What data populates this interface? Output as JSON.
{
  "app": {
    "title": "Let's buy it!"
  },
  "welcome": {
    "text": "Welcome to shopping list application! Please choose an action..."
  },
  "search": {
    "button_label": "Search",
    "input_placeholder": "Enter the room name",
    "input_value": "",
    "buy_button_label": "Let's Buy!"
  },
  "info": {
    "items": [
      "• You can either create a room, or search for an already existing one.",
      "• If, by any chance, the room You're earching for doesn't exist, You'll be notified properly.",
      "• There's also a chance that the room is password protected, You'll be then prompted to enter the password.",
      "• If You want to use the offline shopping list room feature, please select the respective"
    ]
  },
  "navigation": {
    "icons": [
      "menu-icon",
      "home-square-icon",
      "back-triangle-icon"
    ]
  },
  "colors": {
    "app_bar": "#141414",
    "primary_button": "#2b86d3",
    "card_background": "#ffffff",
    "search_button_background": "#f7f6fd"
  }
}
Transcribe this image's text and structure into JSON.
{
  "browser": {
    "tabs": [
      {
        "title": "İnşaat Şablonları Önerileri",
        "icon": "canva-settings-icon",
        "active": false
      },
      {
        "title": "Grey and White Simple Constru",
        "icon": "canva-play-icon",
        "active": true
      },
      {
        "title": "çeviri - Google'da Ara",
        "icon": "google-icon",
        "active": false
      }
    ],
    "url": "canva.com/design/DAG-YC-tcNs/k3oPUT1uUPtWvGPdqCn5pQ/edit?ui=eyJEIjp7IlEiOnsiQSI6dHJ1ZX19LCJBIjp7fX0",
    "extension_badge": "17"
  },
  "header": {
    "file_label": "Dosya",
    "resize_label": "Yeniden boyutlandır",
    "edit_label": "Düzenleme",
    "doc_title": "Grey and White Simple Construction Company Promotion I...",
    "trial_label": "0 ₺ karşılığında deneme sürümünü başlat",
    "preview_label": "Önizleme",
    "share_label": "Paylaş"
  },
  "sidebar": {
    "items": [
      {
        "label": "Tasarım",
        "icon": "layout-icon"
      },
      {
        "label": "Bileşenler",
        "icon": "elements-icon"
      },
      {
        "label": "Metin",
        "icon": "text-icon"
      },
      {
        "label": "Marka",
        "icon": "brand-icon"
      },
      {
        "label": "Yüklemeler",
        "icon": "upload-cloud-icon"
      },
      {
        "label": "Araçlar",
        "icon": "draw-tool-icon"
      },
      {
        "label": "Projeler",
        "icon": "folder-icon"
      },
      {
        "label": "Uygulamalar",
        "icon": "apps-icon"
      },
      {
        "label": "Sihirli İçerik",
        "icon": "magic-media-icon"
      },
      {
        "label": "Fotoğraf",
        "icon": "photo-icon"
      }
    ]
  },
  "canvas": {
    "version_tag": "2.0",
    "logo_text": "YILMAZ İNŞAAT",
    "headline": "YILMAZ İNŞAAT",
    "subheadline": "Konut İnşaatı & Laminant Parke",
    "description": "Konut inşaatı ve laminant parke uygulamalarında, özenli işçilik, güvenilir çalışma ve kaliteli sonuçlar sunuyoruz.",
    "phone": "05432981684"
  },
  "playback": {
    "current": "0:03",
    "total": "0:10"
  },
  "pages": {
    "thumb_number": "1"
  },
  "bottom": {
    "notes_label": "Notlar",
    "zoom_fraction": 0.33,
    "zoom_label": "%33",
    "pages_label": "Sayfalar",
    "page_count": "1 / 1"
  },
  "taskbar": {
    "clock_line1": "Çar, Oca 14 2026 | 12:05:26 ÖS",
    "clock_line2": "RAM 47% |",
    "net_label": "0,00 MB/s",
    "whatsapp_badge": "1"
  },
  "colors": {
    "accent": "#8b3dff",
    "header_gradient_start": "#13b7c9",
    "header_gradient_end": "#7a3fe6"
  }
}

============

Required task
Collect every line from the records above that contains the word "this".

Output of the task
What data populates this interface? Output as JSON.
Transcribe this image's text and structure into JSON.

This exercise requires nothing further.